Structured figure records:
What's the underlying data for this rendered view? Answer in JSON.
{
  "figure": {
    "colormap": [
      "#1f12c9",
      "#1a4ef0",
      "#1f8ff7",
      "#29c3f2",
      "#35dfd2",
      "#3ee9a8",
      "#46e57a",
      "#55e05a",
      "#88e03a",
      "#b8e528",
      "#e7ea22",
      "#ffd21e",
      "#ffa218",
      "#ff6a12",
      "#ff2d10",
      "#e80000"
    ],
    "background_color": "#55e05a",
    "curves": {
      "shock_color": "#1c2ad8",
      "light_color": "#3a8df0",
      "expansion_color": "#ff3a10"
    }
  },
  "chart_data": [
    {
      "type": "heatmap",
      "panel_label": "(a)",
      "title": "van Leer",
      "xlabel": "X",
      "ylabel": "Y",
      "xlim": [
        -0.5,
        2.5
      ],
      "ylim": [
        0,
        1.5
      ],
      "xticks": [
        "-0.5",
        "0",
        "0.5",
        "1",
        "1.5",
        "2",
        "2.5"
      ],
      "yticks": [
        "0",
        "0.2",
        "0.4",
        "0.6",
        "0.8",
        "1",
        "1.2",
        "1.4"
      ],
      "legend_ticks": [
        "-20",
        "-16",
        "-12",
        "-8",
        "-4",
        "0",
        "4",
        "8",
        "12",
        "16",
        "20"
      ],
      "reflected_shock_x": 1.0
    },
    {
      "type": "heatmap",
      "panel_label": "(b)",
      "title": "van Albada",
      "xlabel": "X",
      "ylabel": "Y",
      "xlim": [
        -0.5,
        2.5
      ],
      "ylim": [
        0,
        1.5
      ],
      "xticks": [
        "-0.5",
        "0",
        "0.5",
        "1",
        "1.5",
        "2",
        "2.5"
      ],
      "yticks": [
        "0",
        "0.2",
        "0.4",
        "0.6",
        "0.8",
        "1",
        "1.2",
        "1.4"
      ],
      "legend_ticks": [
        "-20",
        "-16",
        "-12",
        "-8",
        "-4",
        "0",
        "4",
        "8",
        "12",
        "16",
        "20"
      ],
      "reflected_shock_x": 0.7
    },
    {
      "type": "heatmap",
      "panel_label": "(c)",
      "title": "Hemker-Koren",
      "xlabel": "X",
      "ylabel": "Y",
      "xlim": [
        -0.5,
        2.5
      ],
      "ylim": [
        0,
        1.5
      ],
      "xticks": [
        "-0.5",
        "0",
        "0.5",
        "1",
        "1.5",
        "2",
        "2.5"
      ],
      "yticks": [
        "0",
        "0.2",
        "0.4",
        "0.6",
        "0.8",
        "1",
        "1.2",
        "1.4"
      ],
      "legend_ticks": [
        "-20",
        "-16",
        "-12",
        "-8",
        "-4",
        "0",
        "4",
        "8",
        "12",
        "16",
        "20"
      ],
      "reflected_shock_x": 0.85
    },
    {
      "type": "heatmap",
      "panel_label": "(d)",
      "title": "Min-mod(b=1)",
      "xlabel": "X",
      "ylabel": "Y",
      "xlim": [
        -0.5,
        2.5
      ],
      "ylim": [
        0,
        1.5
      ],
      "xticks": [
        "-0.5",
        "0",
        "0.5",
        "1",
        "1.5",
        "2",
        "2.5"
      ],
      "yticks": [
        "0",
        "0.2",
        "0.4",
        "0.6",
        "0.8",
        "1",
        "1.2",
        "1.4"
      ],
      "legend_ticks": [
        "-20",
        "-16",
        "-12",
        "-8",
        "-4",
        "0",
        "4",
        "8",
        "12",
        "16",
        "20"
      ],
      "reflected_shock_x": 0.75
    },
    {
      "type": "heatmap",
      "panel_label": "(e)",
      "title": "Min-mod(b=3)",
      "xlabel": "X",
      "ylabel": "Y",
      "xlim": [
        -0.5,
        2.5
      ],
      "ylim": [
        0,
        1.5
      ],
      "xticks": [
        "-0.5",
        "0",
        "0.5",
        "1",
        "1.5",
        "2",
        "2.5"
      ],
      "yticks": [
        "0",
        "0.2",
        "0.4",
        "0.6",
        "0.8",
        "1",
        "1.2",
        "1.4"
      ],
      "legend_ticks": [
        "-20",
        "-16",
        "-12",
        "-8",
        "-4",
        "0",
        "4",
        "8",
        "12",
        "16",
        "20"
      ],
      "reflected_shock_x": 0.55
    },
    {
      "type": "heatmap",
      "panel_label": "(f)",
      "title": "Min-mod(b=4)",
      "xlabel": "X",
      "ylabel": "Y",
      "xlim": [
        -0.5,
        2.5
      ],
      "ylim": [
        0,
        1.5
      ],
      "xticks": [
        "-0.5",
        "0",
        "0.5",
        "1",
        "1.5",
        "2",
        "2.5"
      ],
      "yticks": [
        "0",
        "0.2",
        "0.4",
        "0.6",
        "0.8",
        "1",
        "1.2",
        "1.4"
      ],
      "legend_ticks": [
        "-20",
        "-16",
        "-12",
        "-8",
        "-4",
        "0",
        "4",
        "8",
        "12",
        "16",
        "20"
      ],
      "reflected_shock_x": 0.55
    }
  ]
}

...

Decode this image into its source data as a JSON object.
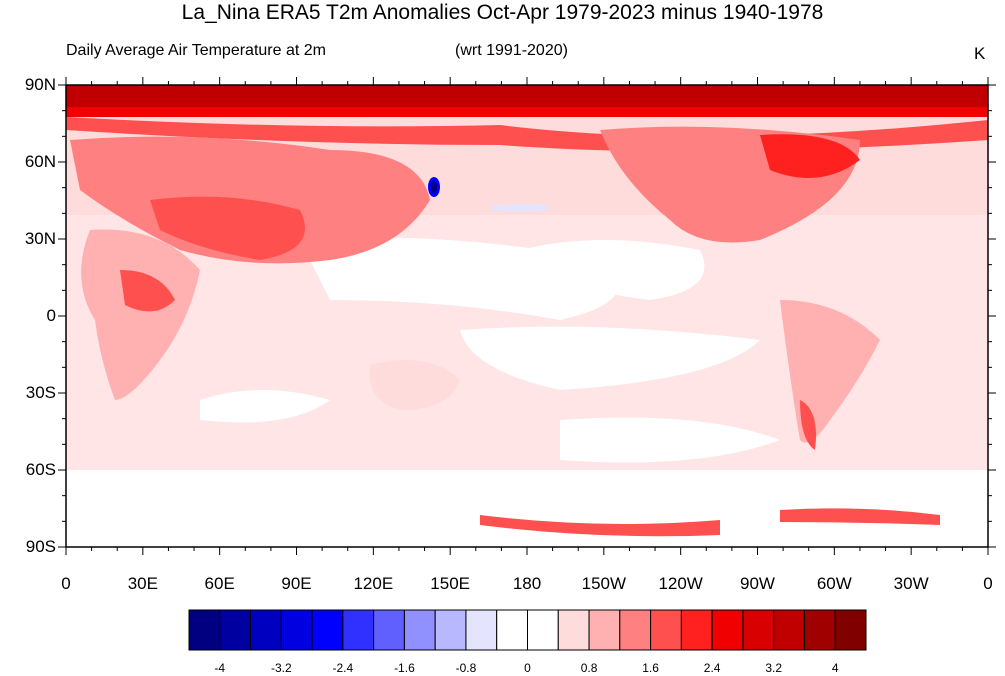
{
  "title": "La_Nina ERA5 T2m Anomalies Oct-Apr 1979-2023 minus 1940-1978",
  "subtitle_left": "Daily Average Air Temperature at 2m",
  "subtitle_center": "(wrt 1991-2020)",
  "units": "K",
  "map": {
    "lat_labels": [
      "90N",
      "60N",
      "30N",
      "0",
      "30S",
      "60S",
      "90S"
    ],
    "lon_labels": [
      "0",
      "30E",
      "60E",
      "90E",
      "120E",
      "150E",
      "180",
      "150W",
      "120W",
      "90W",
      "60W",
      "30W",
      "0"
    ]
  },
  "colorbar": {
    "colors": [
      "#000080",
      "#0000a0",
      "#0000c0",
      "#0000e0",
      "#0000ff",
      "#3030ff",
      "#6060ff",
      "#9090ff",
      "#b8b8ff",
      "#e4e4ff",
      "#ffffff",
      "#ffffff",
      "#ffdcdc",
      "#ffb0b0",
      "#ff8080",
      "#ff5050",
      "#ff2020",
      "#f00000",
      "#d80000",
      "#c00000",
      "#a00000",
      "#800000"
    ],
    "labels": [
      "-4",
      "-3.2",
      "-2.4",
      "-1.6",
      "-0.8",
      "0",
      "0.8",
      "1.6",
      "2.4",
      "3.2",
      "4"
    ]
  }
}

* [To do]: Using the listing above, show every line that includes the string "this".

* [Solution to the problem]:
What's the underlying data for this rendered view? Answer in JSON.
Decode this image into its source data as a JSON object.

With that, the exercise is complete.